_Exercise details_: Extract the complete data exactly as given.

_Input for this task_:

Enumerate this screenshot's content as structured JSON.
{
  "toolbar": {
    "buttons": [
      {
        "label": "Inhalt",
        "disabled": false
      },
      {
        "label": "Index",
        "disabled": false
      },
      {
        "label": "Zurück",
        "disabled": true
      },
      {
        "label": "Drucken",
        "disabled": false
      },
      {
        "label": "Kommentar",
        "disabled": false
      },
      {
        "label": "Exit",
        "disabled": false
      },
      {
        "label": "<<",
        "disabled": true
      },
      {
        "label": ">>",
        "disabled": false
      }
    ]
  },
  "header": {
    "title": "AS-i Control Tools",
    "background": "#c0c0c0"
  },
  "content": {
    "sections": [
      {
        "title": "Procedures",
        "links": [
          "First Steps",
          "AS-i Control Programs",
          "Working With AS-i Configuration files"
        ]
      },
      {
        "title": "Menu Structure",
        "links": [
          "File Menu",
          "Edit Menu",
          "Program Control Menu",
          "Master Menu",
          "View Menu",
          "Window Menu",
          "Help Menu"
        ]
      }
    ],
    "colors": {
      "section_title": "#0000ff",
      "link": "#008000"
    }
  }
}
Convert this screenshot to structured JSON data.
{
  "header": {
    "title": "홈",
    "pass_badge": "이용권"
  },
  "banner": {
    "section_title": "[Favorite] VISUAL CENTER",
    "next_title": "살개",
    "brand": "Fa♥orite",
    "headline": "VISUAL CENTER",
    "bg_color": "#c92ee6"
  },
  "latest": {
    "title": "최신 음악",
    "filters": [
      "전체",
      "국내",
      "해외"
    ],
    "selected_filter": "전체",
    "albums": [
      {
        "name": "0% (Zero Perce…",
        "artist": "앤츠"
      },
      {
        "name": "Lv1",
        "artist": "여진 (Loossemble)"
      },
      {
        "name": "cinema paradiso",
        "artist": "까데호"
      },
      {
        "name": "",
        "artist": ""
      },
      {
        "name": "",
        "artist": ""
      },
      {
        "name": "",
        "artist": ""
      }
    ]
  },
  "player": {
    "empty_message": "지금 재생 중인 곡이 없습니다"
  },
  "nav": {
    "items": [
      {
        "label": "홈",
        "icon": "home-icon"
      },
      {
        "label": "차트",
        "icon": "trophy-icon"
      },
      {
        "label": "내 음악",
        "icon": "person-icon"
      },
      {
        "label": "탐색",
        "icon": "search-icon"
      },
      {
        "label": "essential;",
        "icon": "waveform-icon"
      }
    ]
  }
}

_Complete answer_:
Enumerate this screenshot's content as structured JSON.
{
  "toolbar": {
    "buttons": [
      {
        "label": "Inhalt",
        "disabled": false
      },
      {
        "label": "Index",
        "disabled": false
      },
      {
        "label": "Zurück",
        "disabled": true
      },
      {
        "label": "Drucken",
        "disabled": false
      },
      {
        "label": "Kommentar",
        "disabled": false
      },
      {
        "label": "Exit",
        "disabled": false
      },
      {
        "label": "<<",
        "disabled": true
      },
      {
        "label": ">>",
        "disabled": false
      }
    ]
  },
  "header": {
    "title": "AS-i Control Tools",
    "background": "#c0c0c0"
  },
  "content": {
    "sections": [
      {
        "title": "Procedures",
        "links": [
          "First Steps",
          "AS-i Control Programs",
          "Working With AS-i Configuration files"
        ]
      },
      {
        "title": "Menu Structure",
        "links": [
          "File Menu",
          "Edit Menu",
          "Program Control Menu",
          "Master Menu",
          "View Menu",
          "Window Menu",
          "Help Menu"
        ]
      }
    ],
    "colors": {
      "section_title": "#0000ff",
      "link": "#008000"
    }
  }
}
Convert this screenshot to structured JSON data.
{
  "header": {
    "title": "홈",
    "pass_badge": "이용권"
  },
  "banner": {
    "section_title": "[Favorite] VISUAL CENTER",
    "next_title": "살개",
    "brand": "Fa♥orite",
    "headline": "VISUAL CENTER",
    "bg_color": "#c92ee6"
  },
  "latest": {
    "title": "최신 음악",
    "filters": [
      "전체",
      "국내",
      "해외"
    ],
    "selected_filter": "전체",
    "albums": [
      {
        "name": "0% (Zero Perce…",
        "artist": "앤츠"
      },
      {
        "name": "Lv1",
        "artist": "여진 (Loossemble)"
      },
      {
        "name": "cinema paradiso",
        "artist": "까데호"
      },
      {
        "name": "",
        "artist": ""
      },
      {
        "name": "",
        "artist": ""
      },
      {
        "name": "",
        "artist": ""
      }
    ]
  },
  "player": {
    "empty_message": "지금 재생 중인 곡이 없습니다"
  },
  "nav": {
    "items": [
      {
        "label": "홈",
        "icon": "home-icon"
      },
      {
        "label": "차트",
        "icon": "trophy-icon"
      },
      {
        "label": "내 음악",
        "icon": "person-icon"
      },
      {
        "label": "탐색",
        "icon": "search-icon"
      },
      {
        "label": "essential;",
        "icon": "waveform-icon"
      }
    ]
  }
}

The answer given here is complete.